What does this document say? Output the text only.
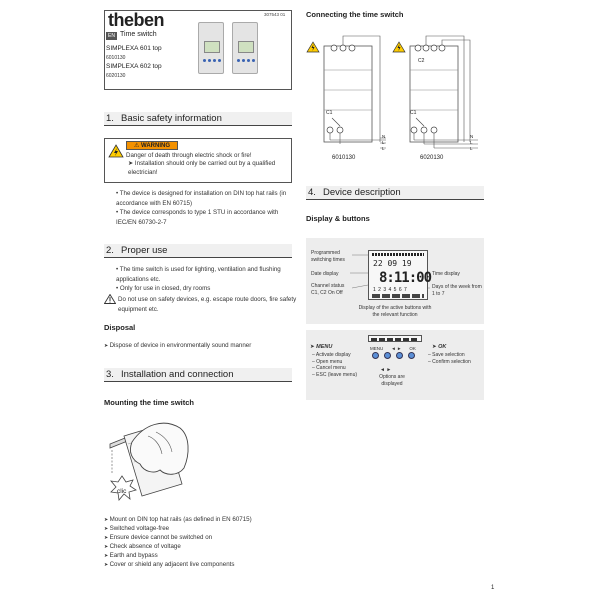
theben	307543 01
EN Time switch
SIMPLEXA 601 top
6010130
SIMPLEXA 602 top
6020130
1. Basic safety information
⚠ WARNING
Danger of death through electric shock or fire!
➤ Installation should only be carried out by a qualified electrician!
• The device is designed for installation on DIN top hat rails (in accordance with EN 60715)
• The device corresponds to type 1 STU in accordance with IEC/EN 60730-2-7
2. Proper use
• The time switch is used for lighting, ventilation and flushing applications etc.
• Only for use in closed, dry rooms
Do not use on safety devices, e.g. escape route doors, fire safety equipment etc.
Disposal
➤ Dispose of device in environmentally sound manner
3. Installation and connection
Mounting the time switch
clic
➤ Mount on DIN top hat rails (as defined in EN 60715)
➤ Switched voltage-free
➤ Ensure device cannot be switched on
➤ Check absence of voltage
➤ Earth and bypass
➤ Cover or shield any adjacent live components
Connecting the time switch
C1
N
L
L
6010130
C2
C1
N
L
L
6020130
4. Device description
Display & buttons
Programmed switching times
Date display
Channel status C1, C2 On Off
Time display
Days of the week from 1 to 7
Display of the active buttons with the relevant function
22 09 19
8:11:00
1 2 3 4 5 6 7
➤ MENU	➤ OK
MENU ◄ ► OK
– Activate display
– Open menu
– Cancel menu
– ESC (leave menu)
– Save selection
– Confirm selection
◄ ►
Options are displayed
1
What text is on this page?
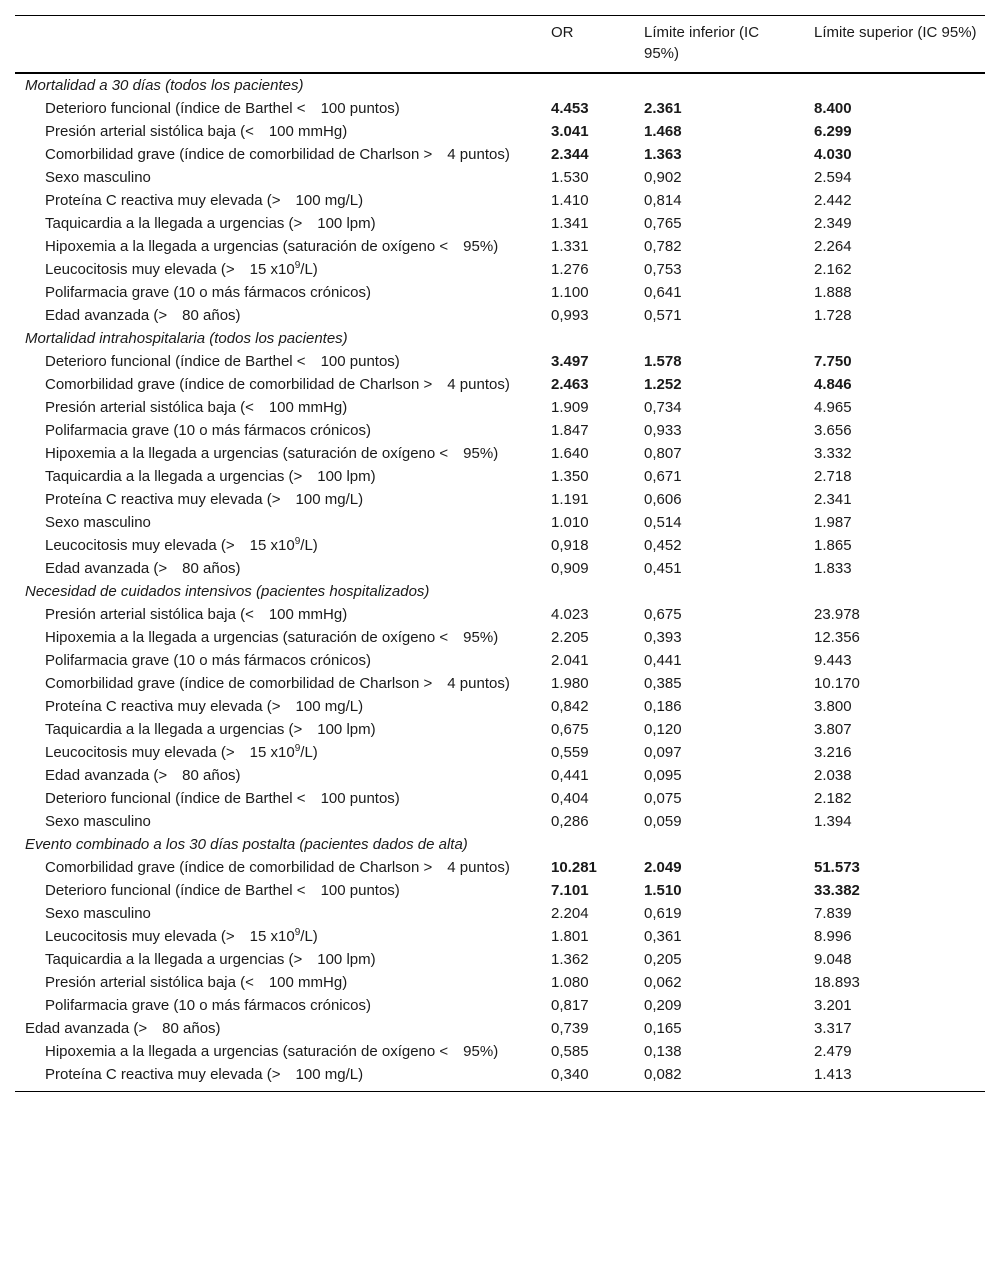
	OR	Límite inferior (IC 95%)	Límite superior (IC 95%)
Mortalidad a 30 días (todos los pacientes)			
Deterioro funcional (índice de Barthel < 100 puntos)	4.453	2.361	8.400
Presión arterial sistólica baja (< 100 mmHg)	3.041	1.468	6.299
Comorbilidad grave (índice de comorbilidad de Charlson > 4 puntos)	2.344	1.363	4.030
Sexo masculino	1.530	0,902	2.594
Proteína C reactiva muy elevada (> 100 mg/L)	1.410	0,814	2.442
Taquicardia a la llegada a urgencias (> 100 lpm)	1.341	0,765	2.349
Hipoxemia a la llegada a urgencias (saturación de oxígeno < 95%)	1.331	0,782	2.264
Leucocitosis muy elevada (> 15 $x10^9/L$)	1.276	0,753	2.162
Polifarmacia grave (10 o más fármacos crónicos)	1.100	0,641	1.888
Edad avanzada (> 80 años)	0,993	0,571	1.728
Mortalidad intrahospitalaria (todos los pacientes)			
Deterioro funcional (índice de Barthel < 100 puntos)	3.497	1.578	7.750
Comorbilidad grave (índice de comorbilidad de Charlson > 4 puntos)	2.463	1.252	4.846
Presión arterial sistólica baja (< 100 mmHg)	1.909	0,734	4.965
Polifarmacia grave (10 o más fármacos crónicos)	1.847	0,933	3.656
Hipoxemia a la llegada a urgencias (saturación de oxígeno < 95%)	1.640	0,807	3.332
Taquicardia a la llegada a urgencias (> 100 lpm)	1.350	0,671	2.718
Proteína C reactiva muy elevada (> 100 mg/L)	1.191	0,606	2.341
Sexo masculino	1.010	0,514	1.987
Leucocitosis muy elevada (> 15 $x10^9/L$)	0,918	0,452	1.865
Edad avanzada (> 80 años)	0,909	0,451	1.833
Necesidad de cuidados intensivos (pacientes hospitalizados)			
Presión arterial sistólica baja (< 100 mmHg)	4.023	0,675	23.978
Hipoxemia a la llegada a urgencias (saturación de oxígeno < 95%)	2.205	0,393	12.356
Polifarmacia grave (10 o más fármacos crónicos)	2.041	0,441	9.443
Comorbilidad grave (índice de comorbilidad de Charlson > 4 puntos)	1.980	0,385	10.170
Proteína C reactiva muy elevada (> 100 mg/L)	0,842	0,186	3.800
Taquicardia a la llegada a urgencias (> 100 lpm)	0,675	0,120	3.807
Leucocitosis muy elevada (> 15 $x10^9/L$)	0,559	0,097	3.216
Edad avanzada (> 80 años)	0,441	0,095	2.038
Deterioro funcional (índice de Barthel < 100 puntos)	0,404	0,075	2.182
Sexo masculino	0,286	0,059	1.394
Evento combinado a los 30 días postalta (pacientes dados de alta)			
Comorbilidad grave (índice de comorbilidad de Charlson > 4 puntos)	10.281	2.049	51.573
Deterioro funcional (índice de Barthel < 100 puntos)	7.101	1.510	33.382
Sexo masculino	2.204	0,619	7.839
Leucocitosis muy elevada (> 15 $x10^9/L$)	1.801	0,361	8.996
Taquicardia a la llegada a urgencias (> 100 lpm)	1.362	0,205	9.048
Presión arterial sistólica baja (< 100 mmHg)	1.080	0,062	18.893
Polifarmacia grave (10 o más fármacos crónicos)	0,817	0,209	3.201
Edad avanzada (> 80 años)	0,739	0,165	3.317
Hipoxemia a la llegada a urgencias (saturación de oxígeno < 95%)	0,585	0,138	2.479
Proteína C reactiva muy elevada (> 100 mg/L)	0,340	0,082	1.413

_ _ _ _

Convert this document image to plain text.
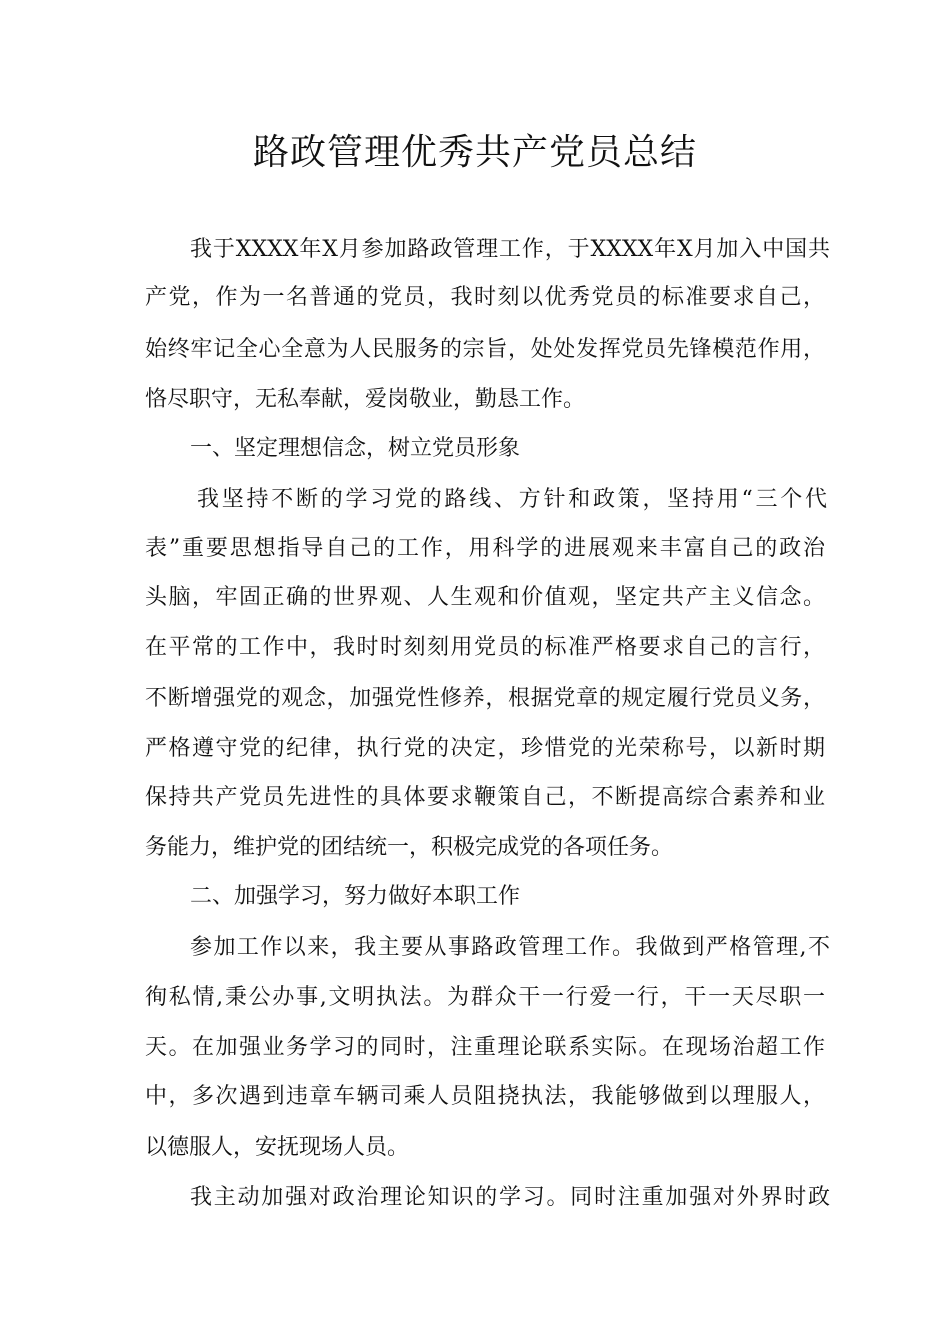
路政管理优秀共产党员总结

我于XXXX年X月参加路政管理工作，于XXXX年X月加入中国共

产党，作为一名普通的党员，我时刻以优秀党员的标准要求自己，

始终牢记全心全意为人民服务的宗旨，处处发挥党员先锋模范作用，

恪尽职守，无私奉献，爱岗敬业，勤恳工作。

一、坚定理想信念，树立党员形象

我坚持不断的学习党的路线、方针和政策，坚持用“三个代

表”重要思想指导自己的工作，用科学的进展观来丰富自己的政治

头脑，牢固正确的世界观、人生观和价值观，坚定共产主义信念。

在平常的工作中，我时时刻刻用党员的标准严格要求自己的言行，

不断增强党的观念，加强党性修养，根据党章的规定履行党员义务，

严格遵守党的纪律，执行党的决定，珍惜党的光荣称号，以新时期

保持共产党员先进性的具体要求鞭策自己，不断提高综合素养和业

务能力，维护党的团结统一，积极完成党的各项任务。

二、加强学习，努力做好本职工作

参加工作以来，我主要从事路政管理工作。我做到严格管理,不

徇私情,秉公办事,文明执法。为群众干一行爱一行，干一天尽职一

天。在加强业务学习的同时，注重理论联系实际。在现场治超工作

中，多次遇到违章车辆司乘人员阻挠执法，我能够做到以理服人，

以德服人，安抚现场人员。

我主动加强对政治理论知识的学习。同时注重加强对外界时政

_ _ _ _

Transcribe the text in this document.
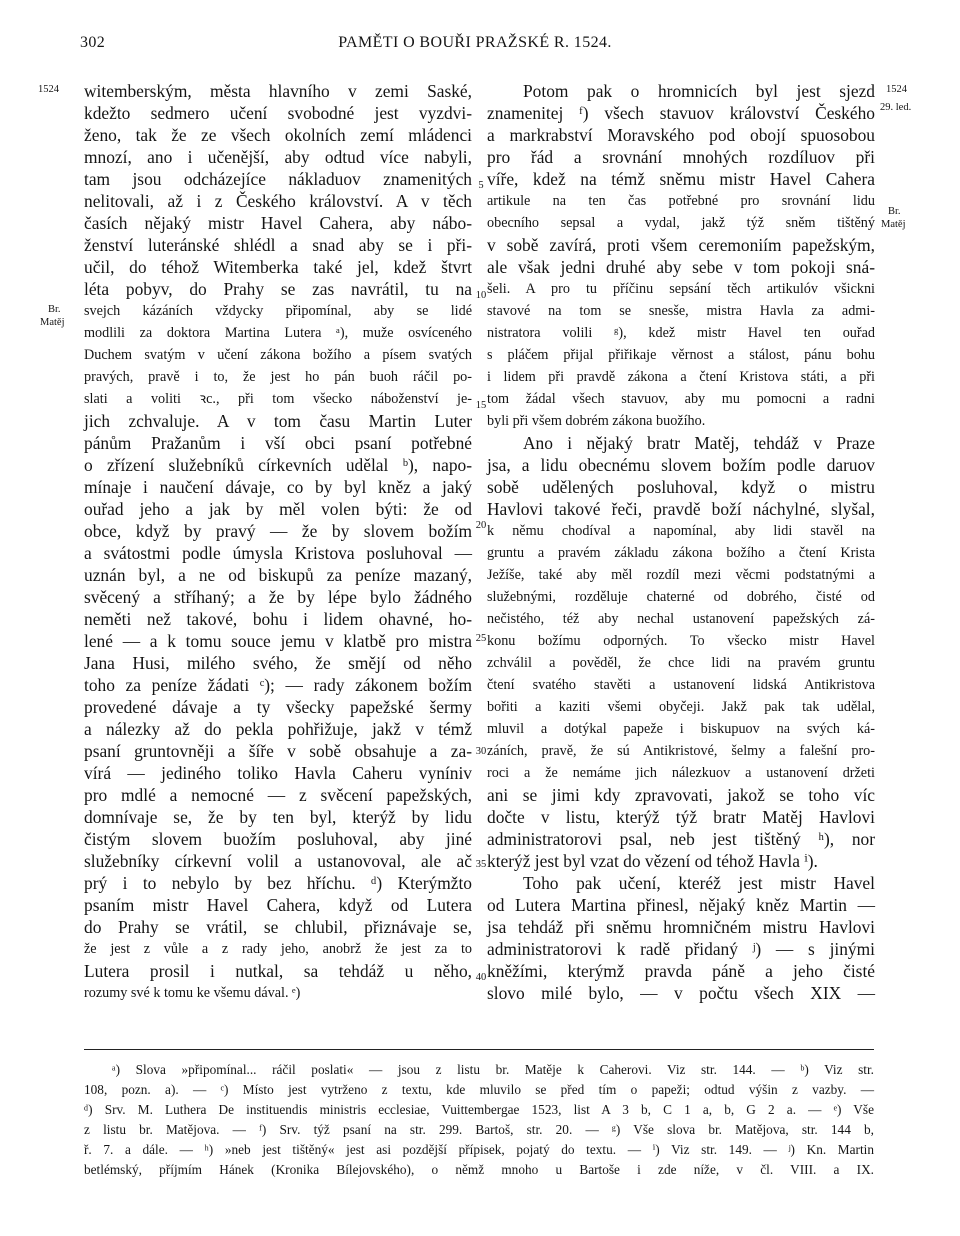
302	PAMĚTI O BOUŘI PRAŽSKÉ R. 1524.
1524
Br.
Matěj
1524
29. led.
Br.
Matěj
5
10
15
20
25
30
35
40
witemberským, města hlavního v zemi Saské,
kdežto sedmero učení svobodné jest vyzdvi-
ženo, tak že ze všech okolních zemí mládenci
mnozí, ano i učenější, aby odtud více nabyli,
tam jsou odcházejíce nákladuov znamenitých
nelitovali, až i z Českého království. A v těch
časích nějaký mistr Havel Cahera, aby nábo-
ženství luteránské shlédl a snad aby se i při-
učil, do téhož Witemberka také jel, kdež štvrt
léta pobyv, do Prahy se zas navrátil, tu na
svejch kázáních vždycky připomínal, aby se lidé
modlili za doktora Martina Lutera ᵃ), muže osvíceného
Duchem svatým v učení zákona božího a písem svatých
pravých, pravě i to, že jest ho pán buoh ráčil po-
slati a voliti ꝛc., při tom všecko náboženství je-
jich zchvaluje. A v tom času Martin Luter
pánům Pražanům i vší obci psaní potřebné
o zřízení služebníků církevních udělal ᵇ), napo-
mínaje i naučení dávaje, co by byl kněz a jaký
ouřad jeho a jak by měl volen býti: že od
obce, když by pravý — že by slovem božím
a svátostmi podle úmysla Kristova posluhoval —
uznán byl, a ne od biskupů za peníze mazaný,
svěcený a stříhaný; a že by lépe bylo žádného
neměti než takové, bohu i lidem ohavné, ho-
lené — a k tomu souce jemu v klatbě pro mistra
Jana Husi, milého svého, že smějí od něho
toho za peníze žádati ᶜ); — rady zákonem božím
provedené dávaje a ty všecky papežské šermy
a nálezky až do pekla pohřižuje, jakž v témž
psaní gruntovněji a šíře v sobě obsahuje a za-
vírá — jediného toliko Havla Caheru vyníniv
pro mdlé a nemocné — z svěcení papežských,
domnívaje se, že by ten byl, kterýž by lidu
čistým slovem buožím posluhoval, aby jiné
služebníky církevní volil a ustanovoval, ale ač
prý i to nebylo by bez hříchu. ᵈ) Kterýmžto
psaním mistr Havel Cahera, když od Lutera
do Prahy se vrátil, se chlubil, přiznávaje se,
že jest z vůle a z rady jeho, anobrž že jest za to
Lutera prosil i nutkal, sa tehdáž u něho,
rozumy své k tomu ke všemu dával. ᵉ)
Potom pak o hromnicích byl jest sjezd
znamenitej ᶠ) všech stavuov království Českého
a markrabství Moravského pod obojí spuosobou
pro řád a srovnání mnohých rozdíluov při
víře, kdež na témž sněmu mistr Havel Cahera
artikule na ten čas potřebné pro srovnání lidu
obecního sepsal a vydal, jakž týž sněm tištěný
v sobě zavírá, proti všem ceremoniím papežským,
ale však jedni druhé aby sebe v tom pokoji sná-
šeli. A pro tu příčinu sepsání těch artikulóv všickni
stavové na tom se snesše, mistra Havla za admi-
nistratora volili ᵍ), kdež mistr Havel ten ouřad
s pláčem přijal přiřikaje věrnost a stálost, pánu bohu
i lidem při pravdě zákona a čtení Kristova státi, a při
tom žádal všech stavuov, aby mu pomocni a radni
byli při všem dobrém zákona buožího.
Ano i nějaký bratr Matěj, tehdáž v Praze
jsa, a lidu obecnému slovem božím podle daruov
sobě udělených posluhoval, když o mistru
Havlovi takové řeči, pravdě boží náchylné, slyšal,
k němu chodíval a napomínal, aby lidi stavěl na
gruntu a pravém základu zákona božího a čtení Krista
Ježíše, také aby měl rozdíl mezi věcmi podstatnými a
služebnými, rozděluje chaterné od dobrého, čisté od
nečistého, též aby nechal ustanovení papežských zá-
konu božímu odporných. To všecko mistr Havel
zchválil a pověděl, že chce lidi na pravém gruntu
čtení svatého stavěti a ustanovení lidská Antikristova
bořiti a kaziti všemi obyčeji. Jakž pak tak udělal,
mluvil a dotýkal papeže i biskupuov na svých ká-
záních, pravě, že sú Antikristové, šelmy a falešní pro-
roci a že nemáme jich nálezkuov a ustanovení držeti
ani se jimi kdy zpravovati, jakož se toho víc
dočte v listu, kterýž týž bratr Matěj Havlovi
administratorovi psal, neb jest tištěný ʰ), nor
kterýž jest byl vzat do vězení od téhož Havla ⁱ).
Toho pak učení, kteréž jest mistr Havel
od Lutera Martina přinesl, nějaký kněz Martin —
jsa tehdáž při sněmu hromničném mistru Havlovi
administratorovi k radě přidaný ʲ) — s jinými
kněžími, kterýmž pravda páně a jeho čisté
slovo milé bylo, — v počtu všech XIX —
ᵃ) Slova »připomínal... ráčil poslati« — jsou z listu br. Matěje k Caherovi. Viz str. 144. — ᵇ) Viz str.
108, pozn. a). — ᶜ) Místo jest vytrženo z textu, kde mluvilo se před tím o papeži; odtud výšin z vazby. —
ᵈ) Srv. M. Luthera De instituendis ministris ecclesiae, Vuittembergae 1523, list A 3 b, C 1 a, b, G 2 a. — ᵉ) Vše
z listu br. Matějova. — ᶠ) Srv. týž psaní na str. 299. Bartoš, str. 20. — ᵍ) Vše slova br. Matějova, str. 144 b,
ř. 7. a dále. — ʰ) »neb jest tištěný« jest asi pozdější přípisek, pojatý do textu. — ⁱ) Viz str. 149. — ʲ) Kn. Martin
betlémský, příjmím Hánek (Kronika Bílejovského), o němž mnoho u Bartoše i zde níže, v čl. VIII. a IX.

_ _ _ _

*Exercise prompt*: From the listing above, collect each line in which the string "mistru" appears.

*Solution to the exercise*:
sobě udělených posluhoval, když o mistru
jsa tehdáž při sněmu hromničném mistru Havlovi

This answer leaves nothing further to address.